# Entries shown
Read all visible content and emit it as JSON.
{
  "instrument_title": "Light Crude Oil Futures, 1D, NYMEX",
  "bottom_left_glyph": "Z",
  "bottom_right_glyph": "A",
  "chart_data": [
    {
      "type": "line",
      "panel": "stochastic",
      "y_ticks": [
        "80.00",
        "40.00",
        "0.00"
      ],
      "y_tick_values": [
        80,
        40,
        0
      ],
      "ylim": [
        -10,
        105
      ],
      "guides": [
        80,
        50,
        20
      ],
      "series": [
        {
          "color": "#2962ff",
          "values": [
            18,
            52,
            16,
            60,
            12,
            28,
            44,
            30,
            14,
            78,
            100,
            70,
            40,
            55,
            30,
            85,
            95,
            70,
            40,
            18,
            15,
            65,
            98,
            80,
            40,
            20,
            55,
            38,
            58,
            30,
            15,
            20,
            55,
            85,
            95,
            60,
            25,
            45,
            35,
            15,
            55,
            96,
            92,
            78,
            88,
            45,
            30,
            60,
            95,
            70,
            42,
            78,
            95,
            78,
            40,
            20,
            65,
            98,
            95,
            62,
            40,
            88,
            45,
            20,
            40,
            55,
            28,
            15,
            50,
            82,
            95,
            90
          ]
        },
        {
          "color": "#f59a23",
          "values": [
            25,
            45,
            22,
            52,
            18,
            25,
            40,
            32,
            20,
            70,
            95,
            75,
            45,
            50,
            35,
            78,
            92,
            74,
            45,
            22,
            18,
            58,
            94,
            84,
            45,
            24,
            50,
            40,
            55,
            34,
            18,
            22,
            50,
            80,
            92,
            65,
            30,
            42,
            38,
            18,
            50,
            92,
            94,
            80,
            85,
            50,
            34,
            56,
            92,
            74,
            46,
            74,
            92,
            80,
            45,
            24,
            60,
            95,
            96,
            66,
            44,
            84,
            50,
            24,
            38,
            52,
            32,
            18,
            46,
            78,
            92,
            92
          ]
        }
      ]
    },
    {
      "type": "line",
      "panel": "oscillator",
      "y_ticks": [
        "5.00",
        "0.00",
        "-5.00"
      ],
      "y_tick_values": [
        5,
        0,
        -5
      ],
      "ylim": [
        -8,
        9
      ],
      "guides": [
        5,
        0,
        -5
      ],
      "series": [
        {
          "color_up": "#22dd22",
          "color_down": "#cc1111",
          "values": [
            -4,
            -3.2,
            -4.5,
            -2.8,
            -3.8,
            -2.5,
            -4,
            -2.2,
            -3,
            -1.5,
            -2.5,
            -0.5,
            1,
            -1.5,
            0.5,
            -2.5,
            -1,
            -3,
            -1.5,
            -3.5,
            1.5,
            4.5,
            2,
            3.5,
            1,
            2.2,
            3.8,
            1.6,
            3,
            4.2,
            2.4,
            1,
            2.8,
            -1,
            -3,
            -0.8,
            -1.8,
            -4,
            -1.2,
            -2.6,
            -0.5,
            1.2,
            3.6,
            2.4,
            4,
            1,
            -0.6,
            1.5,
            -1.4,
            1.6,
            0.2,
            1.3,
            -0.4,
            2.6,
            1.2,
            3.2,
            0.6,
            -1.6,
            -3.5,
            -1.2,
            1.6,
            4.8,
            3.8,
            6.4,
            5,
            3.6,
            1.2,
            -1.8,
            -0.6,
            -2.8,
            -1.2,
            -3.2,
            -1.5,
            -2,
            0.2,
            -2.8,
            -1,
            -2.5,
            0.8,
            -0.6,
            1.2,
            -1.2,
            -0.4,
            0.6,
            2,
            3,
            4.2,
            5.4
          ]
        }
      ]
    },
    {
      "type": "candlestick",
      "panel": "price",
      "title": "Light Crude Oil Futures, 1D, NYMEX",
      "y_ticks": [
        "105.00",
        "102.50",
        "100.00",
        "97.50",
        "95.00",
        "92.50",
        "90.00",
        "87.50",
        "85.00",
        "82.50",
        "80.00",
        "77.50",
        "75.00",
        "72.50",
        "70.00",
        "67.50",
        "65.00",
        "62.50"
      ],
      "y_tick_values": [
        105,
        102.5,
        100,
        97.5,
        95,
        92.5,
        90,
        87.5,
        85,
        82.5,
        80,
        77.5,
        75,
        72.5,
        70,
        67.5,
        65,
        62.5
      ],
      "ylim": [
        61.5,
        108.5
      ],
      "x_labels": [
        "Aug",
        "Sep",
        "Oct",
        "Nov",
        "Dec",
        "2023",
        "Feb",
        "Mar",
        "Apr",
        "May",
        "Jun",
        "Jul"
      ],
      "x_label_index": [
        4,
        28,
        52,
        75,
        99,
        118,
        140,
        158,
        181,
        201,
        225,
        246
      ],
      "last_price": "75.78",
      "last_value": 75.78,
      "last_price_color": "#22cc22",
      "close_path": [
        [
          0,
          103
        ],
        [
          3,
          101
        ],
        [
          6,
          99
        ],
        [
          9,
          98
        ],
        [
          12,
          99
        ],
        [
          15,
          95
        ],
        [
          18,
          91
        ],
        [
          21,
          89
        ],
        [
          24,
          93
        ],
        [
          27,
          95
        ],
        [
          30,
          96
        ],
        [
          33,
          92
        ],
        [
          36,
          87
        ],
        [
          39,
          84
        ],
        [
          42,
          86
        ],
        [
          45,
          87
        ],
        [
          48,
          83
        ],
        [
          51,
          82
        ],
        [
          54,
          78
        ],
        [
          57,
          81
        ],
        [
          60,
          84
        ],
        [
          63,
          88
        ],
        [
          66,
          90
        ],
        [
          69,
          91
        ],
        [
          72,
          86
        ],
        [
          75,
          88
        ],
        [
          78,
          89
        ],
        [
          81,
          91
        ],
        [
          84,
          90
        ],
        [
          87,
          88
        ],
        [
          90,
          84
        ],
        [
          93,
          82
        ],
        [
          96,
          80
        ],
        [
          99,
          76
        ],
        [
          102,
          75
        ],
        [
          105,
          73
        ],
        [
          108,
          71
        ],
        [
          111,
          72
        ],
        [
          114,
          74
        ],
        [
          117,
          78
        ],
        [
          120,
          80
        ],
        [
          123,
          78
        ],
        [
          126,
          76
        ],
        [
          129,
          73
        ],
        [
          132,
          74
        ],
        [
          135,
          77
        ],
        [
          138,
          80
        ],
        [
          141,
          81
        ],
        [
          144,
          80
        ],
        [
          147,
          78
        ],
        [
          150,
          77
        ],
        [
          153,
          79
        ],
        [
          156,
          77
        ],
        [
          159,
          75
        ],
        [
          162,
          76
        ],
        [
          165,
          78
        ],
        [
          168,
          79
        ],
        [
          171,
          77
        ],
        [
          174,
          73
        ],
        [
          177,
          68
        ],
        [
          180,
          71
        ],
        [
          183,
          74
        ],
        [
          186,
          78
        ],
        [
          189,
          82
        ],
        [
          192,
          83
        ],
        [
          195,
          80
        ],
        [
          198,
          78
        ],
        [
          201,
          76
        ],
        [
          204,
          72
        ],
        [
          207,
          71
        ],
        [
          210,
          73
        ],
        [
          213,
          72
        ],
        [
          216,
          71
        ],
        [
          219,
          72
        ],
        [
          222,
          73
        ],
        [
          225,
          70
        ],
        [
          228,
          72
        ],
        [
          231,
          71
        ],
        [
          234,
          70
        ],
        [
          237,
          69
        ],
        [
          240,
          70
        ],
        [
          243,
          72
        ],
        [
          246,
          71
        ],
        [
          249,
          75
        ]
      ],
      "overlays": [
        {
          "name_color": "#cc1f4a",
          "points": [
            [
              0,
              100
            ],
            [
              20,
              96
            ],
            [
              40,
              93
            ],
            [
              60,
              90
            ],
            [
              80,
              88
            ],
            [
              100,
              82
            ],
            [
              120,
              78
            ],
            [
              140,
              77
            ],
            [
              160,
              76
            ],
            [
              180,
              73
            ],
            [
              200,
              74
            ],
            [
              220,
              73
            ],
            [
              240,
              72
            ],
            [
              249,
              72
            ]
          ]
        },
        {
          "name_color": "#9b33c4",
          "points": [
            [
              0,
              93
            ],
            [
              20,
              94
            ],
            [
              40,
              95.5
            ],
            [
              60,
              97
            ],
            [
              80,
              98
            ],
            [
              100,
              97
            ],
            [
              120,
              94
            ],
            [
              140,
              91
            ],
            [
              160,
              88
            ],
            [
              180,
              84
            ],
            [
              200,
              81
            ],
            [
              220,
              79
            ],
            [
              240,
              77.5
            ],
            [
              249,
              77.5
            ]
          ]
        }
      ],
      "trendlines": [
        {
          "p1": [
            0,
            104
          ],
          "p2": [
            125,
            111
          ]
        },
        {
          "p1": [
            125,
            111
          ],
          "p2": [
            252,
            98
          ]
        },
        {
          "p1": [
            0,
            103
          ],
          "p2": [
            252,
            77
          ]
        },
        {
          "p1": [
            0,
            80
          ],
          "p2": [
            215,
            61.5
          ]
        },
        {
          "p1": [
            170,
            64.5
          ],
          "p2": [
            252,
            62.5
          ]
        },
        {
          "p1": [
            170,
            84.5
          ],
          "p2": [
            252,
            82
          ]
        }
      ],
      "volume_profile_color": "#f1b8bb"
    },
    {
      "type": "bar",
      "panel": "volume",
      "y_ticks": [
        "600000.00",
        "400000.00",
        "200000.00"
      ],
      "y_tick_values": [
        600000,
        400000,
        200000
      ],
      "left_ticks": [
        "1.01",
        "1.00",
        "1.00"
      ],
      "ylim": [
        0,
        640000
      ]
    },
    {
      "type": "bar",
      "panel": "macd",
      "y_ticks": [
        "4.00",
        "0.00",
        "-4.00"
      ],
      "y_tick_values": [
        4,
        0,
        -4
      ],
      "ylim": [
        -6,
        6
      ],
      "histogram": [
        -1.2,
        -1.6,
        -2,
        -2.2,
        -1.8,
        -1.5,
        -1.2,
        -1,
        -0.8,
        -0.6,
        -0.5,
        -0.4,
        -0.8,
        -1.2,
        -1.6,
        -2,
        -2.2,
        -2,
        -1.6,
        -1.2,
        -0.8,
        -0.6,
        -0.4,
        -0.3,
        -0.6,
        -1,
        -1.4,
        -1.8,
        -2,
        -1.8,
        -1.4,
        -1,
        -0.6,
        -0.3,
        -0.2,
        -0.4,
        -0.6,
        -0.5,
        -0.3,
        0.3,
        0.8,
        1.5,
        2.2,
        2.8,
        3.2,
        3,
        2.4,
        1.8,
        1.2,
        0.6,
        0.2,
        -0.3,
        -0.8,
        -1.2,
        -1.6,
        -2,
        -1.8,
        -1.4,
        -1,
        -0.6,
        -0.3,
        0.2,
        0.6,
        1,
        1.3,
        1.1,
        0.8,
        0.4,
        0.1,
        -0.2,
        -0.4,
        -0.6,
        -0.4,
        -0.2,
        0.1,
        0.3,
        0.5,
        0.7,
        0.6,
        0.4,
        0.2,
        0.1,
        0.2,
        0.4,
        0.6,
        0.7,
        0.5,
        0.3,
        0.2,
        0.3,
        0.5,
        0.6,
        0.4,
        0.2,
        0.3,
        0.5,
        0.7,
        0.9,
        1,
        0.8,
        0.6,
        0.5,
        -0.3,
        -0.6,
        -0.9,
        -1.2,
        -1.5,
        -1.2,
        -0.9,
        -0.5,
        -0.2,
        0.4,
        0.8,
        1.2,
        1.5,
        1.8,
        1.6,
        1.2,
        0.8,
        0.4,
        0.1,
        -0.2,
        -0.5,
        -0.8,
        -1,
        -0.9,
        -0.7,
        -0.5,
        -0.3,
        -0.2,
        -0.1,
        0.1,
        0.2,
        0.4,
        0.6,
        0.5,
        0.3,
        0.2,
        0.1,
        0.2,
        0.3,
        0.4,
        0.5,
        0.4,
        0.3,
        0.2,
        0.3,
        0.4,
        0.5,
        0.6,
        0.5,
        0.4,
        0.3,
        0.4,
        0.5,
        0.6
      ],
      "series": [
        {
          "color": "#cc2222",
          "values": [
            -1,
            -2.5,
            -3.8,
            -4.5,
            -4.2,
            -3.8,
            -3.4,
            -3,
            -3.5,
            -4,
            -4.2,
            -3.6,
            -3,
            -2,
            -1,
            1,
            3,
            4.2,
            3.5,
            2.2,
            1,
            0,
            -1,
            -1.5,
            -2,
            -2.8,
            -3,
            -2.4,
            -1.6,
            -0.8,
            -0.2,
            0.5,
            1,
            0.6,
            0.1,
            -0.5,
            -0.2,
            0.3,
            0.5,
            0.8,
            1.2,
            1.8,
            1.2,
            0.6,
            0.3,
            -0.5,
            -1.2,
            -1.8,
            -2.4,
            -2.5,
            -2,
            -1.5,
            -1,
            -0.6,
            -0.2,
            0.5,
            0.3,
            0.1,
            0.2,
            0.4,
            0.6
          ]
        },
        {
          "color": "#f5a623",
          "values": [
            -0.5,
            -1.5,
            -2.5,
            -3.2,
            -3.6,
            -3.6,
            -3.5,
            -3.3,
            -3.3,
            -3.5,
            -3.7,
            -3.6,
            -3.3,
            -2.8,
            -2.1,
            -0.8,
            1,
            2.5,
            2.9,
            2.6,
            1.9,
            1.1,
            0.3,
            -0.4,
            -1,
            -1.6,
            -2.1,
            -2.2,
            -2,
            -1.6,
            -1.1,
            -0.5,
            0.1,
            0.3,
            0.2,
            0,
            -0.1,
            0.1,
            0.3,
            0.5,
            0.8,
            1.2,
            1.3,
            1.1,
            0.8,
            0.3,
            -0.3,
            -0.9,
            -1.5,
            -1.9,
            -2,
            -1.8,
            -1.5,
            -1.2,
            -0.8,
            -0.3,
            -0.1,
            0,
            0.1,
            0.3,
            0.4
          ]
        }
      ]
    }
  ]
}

# Stated exercise
Write only the number of lines in the data above that include "Futures".

# Solved problem
2